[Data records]
— BEGIN —
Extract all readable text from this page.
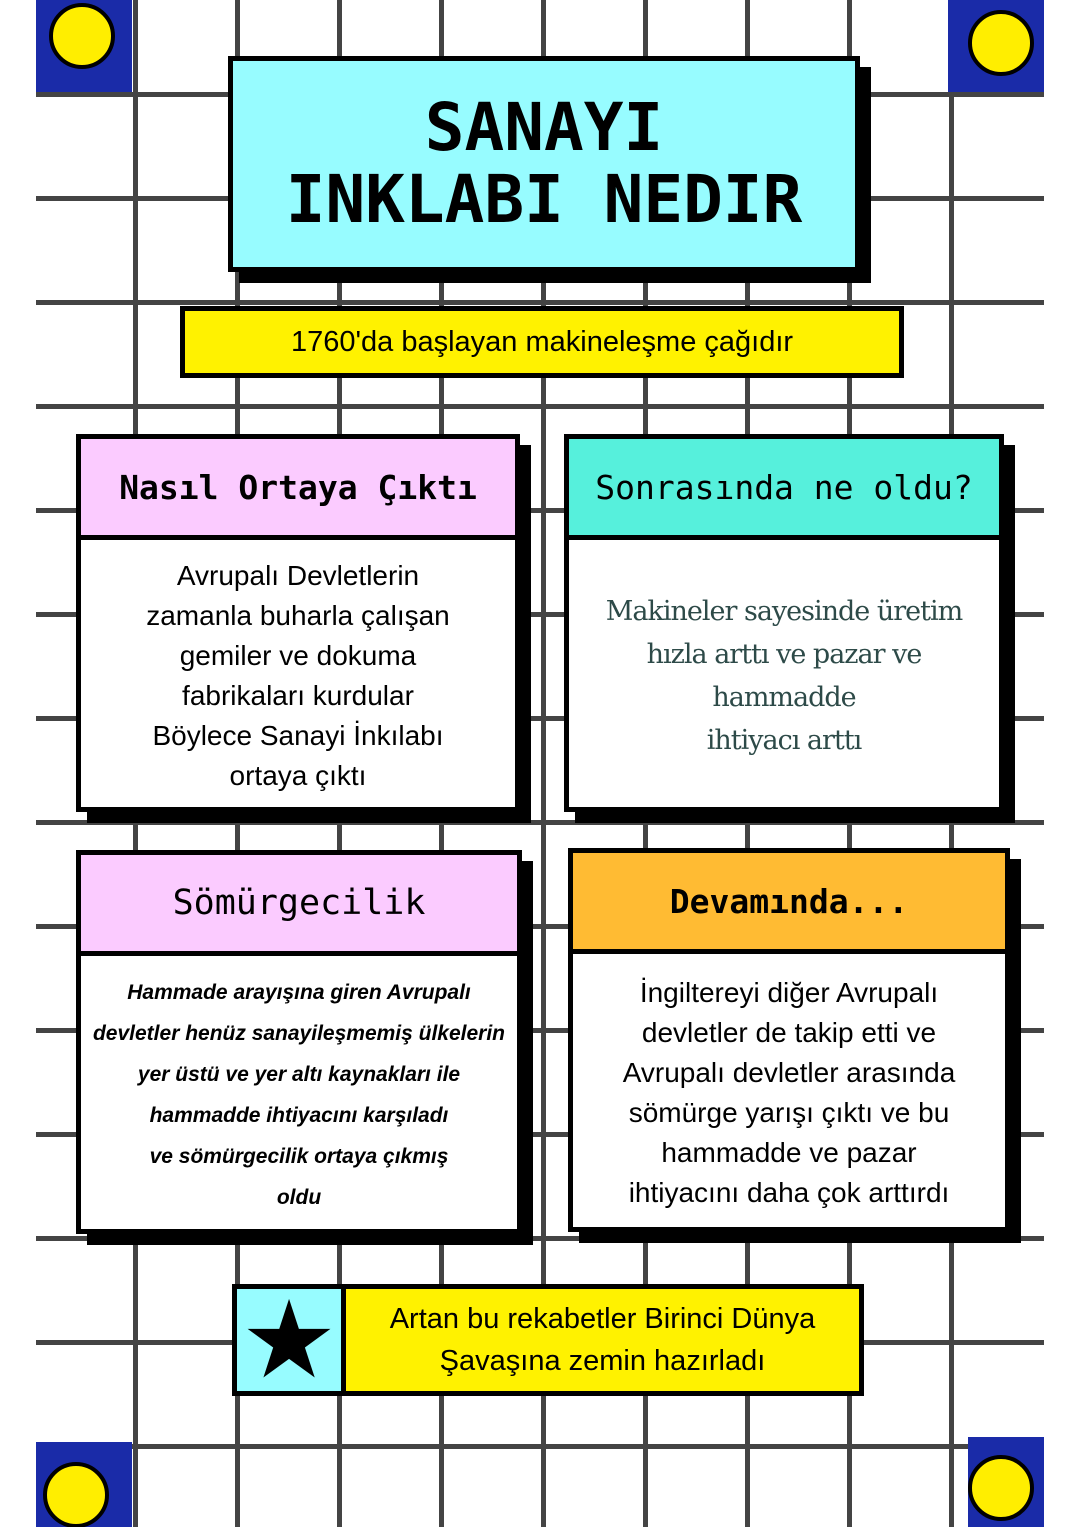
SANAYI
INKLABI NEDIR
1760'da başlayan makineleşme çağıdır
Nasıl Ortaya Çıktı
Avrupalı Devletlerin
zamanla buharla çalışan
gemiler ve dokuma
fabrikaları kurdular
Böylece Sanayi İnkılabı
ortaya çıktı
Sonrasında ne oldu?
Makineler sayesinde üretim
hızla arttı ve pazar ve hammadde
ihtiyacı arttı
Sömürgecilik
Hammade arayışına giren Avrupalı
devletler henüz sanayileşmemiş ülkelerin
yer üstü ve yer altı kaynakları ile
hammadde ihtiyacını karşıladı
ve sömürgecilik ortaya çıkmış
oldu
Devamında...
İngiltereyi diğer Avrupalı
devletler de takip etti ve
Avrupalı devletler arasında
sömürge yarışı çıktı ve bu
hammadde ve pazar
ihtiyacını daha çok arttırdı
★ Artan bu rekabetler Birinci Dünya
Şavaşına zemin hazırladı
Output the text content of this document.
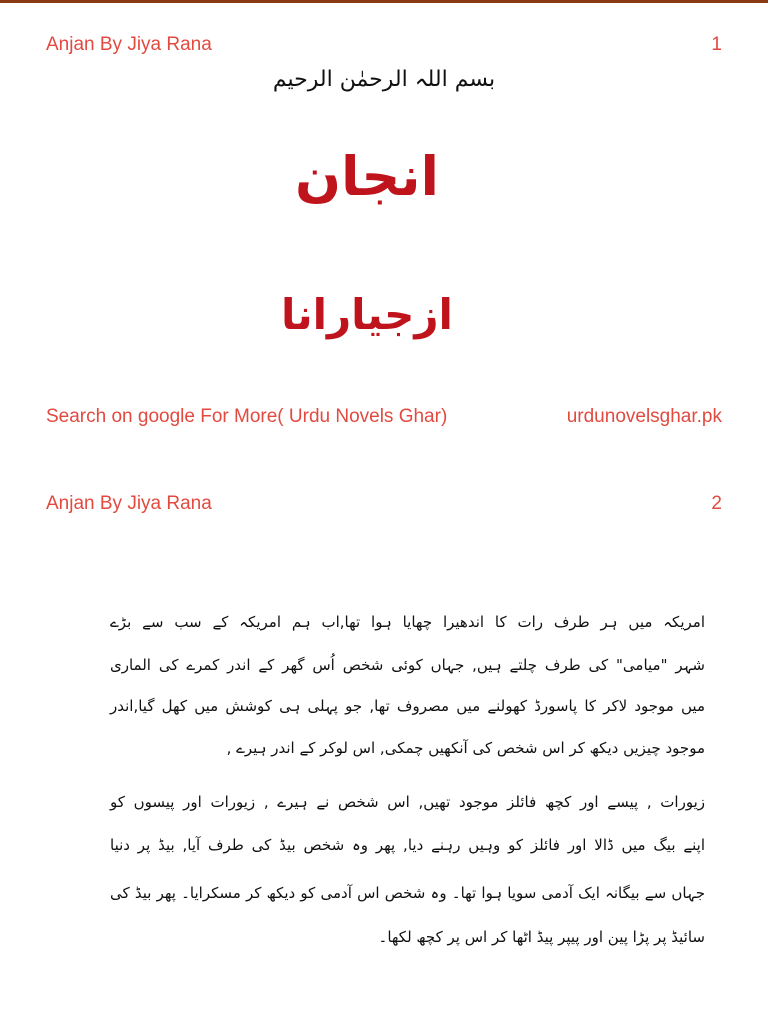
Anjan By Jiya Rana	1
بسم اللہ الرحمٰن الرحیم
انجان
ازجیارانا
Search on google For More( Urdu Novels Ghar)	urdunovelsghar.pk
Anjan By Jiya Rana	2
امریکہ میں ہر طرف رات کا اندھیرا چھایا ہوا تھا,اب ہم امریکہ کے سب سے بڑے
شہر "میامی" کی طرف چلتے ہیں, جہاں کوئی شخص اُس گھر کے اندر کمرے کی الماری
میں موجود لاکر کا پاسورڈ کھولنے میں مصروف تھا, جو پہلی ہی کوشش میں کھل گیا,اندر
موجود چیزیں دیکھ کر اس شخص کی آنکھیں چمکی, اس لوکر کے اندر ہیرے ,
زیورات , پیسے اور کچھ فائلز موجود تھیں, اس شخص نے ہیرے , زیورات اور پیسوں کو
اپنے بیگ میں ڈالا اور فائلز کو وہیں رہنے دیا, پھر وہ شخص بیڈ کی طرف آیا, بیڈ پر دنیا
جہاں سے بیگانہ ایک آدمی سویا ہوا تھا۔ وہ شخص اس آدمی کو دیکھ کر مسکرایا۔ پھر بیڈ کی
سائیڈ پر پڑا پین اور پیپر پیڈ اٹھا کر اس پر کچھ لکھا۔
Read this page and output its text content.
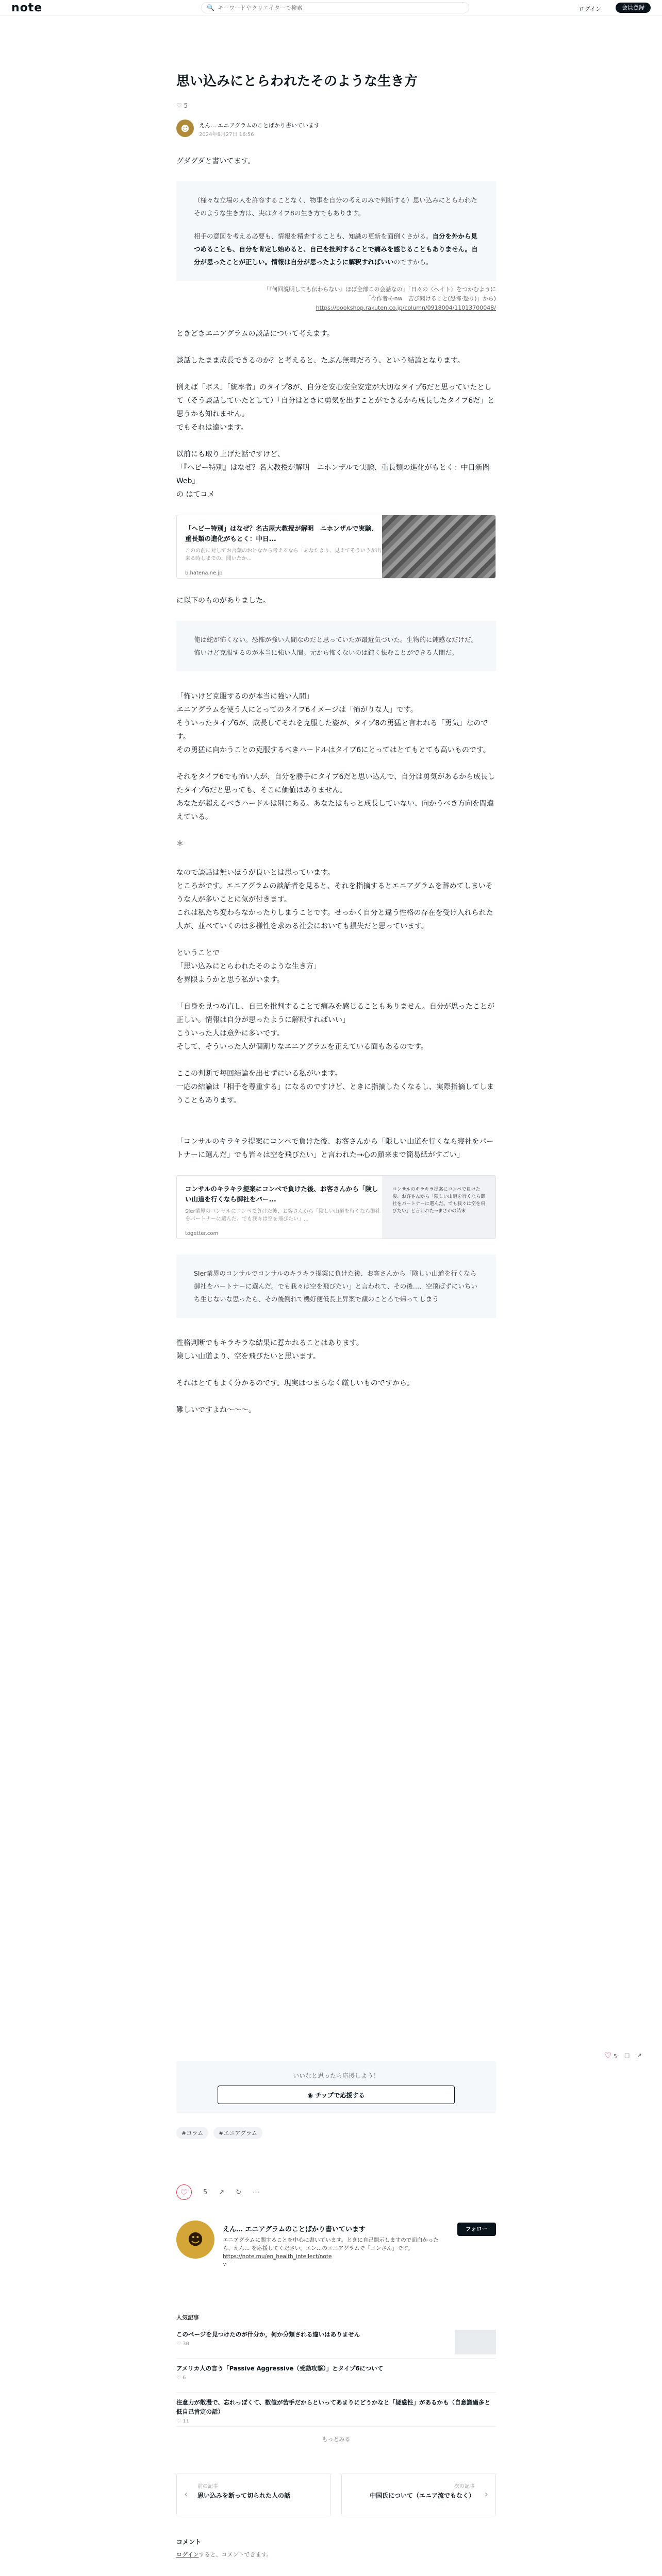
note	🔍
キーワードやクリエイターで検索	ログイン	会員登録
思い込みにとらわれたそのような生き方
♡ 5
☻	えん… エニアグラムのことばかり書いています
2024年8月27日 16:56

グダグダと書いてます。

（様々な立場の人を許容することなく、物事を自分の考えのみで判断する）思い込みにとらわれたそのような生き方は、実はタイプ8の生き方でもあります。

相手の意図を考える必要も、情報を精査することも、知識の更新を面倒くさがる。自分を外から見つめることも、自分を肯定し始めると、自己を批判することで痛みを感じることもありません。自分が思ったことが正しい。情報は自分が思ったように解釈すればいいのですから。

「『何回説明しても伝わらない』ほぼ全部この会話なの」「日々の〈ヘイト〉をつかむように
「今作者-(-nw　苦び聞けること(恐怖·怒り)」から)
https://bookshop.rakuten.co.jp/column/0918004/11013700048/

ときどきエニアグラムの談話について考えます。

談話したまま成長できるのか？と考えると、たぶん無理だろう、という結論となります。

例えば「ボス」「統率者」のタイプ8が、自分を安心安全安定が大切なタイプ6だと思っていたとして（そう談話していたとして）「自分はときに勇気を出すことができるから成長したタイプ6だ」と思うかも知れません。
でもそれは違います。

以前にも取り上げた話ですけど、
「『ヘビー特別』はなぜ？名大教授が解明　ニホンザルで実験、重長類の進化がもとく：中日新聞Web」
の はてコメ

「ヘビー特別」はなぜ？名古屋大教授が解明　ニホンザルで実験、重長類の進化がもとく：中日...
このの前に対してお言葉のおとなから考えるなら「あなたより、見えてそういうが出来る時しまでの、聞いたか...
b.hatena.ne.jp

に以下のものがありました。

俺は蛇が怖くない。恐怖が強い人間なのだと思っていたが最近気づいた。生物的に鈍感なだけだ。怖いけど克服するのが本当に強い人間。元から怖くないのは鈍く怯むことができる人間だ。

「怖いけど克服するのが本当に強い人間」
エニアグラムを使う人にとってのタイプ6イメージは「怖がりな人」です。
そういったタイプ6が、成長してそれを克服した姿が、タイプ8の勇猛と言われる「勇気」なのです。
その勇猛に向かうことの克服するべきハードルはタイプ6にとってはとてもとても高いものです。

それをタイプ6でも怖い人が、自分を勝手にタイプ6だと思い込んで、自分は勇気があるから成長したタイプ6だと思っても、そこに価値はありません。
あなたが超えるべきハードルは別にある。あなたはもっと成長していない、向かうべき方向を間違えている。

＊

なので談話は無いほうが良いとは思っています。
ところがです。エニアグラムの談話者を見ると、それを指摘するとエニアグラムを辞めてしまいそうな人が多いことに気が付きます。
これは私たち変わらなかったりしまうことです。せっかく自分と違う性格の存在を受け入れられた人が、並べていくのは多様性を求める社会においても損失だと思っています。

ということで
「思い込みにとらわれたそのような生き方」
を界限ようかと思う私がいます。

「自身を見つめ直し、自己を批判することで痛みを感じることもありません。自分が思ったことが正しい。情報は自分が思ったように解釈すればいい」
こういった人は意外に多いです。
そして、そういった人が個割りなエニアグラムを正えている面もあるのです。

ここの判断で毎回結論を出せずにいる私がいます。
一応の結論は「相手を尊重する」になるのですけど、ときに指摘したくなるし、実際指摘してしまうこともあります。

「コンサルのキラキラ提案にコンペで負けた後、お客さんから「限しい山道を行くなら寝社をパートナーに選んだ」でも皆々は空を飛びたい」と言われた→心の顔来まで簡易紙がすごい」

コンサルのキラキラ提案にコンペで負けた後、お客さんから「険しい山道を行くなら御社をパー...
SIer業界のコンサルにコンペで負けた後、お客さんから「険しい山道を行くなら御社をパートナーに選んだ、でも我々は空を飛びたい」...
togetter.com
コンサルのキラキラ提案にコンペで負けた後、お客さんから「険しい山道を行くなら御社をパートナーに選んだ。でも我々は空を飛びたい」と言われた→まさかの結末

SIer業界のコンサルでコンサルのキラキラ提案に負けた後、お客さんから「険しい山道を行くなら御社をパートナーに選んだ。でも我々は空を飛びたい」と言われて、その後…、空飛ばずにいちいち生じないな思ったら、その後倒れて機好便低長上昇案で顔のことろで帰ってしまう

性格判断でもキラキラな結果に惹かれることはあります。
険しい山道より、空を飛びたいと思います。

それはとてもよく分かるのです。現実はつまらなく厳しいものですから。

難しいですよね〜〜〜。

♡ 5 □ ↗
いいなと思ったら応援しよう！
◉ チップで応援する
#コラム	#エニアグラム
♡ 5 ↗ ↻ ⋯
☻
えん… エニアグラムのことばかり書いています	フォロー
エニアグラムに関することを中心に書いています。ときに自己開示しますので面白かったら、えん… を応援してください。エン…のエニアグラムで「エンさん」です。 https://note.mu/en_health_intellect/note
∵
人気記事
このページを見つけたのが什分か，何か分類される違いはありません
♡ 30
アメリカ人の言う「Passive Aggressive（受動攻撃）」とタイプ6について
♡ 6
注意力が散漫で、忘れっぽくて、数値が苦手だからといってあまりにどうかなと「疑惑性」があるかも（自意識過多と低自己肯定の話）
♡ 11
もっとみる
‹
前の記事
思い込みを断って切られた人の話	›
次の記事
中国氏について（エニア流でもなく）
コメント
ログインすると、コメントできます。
— END —
Given request:
Every line is to be duplicated exactly, though pictures stay out.

Correct output:
Extract all readable text from this page.
SANAYI
INKLABI NEDIR
1760'da başlayan makineleşme çağıdır
Nasıl Ortaya Çıktı
Avrupalı Devletlerin
zamanla buharla çalışan
gemiler ve dokuma
fabrikaları kurdular
Böylece Sanayi İnkılabı
ortaya çıktı
Sonrasında ne oldu?
Makineler sayesinde üretim
hızla arttı ve pazar ve hammadde
ihtiyacı arttı
Sömürgecilik
Hammade arayışına giren Avrupalı
devletler henüz sanayileşmemiş ülkelerin
yer üstü ve yer altı kaynakları ile
hammadde ihtiyacını karşıladı
ve sömürgecilik ortaya çıkmış
oldu
Devamında...
İngiltereyi diğer Avrupalı
devletler de takip etti ve
Avrupalı devletler arasında
sömürge yarışı çıktı ve bu
hammadde ve pazar
ihtiyacını daha çok arttırdı
★ Artan bu rekabetler Birinci Dünya
Şavaşına zemin hazırladı
Output the text content of this document.
Anjan By Jiya Rana	1
بسم اللہ الرحمٰن الرحیم
انجان
ازجیارانا
Search on google For More( Urdu Novels Ghar)	urdunovelsghar.pk
Anjan By Jiya Rana	2
امریکہ میں ہر طرف رات کا اندھیرا چھایا ہوا تھا,اب ہم امریکہ کے سب سے بڑے
شہر "میامی" کی طرف چلتے ہیں, جہاں کوئی شخص اُس گھر کے اندر کمرے کی الماری
میں موجود لاکر کا پاسورڈ کھولنے میں مصروف تھا, جو پہلی ہی کوشش میں کھل گیا,اندر
موجود چیزیں دیکھ کر اس شخص کی آنکھیں چمکی, اس لوکر کے اندر ہیرے ,
زیورات , پیسے اور کچھ فائلز موجود تھیں, اس شخص نے ہیرے , زیورات اور پیسوں کو
اپنے بیگ میں ڈالا اور فائلز کو وہیں رہنے دیا, پھر وہ شخص بیڈ کی طرف آیا, بیڈ پر دنیا
جہاں سے بیگانہ ایک آدمی سویا ہوا تھا۔ وہ شخص اس آدمی کو دیکھ کر مسکرایا۔ پھر بیڈ کی
سائیڈ پر پڑا پین اور پیپر پیڈ اٹھا کر اس پر کچھ لکھا۔
Read this page and output its text content.
note	🔍
キーワードやクリエイターで検索	ログイン	会員登録
思い込みにとらわれたそのような生き方
♡ 5
☻	えん… エニアグラムのことばかり書いています
2024年8月27日 16:56

グダグダと書いてます。

（様々な立場の人を許容することなく、物事を自分の考えのみで判断する）思い込みにとらわれたそのような生き方は、実はタイプ8の生き方でもあります。

相手の意図を考える必要も、情報を精査することも、知識の更新を面倒くさがる。自分を外から見つめることも、自分を肯定し始めると、自己を批判することで痛みを感じることもありません。自分が思ったことが正しい。情報は自分が思ったように解釈すればいいのですから。

「『何回説明しても伝わらない』ほぼ全部この会話なの」「日々の〈ヘイト〉をつかむように
「今作者-(-nw　苦び聞けること(恐怖·怒り)」から)
https://bookshop.rakuten.co.jp/column/0918004/11013700048/

ときどきエニアグラムの談話について考えます。

談話したまま成長できるのか？と考えると、たぶん無理だろう、という結論となります。

例えば「ボス」「統率者」のタイプ8が、自分を安心安全安定が大切なタイプ6だと思っていたとして（そう談話していたとして）「自分はときに勇気を出すことができるから成長したタイプ6だ」と思うかも知れません。
でもそれは違います。

以前にも取り上げた話ですけど、
「『ヘビー特別』はなぜ？名大教授が解明　ニホンザルで実験、重長類の進化がもとく：中日新聞Web」
の はてコメ

「ヘビー特別」はなぜ？名古屋大教授が解明　ニホンザルで実験、重長類の進化がもとく：中日...
このの前に対してお言葉のおとなから考えるなら「あなたより、見えてそういうが出来る時しまでの、聞いたか...
b.hatena.ne.jp

に以下のものがありました。

俺は蛇が怖くない。恐怖が強い人間なのだと思っていたが最近気づいた。生物的に鈍感なだけだ。怖いけど克服するのが本当に強い人間。元から怖くないのは鈍く怯むことができる人間だ。

「怖いけど克服するのが本当に強い人間」
エニアグラムを使う人にとってのタイプ6イメージは「怖がりな人」です。
そういったタイプ6が、成長してそれを克服した姿が、タイプ8の勇猛と言われる「勇気」なのです。
その勇猛に向かうことの克服するべきハードルはタイプ6にとってはとてもとても高いものです。

それをタイプ6でも怖い人が、自分を勝手にタイプ6だと思い込んで、自分は勇気があるから成長したタイプ6だと思っても、そこに価値はありません。
あなたが超えるべきハードルは別にある。あなたはもっと成長していない、向かうべき方向を間違えている。

＊

なので談話は無いほうが良いとは思っています。
ところがです。エニアグラムの談話者を見ると、それを指摘するとエニアグラムを辞めてしまいそうな人が多いことに気が付きます。
これは私たち変わらなかったりしまうことです。せっかく自分と違う性格の存在を受け入れられた人が、並べていくのは多様性を求める社会においても損失だと思っています。

ということで
「思い込みにとらわれたそのような生き方」
を界限ようかと思う私がいます。

「自身を見つめ直し、自己を批判することで痛みを感じることもありません。自分が思ったことが正しい。情報は自分が思ったように解釈すればいい」
こういった人は意外に多いです。
そして、そういった人が個割りなエニアグラムを正えている面もあるのです。

ここの判断で毎回結論を出せずにいる私がいます。
一応の結論は「相手を尊重する」になるのですけど、ときに指摘したくなるし、実際指摘してしまうこともあります。

「コンサルのキラキラ提案にコンペで負けた後、お客さんから「限しい山道を行くなら寝社をパートナーに選んだ」でも皆々は空を飛びたい」と言われた→心の顔来まで簡易紙がすごい」

コンサルのキラキラ提案にコンペで負けた後、お客さんから「険しい山道を行くなら御社をパー...
SIer業界のコンサルにコンペで負けた後、お客さんから「険しい山道を行くなら御社をパートナーに選んだ、でも我々は空を飛びたい」...
togetter.com
コンサルのキラキラ提案にコンペで負けた後、お客さんから「険しい山道を行くなら御社をパートナーに選んだ。でも我々は空を飛びたい」と言われた→まさかの結末

SIer業界のコンサルでコンサルのキラキラ提案に負けた後、お客さんから「険しい山道を行くなら御社をパートナーに選んだ。でも我々は空を飛びたい」と言われて、その後…、空飛ばずにいちいち生じないな思ったら、その後倒れて機好便低長上昇案で顔のことろで帰ってしまう

性格判断でもキラキラな結果に惹かれることはあります。
険しい山道より、空を飛びたいと思います。

それはとてもよく分かるのです。現実はつまらなく厳しいものですから。

難しいですよね〜〜〜。

♡ 5 □ ↗
いいなと思ったら応援しよう！
◉ チップで応援する
#コラム	#エニアグラム
♡ 5 ↗ ↻ ⋯
☻
えん… エニアグラムのことばかり書いています	フォロー
エニアグラムに関することを中心に書いています。ときに自己開示しますので面白かったら、えん… を応援してください。エン…のエニアグラムで「エンさん」です。 https://note.mu/en_health_intellect/note
∵
人気記事
このページを見つけたのが什分か，何か分類される違いはありません
♡ 30
アメリカ人の言う「Passive Aggressive（受動攻撃）」とタイプ6について
♡ 6
注意力が散漫で、忘れっぽくて、数値が苦手だからといってあまりにどうかなと「疑惑性」があるかも（自意識過多と低自己肯定の話）
♡ 11
もっとみる
‹
前の記事
思い込みを断って切られた人の話	›
次の記事
中国氏について（エニア流でもなく）
コメント
ログインすると、コメントできます。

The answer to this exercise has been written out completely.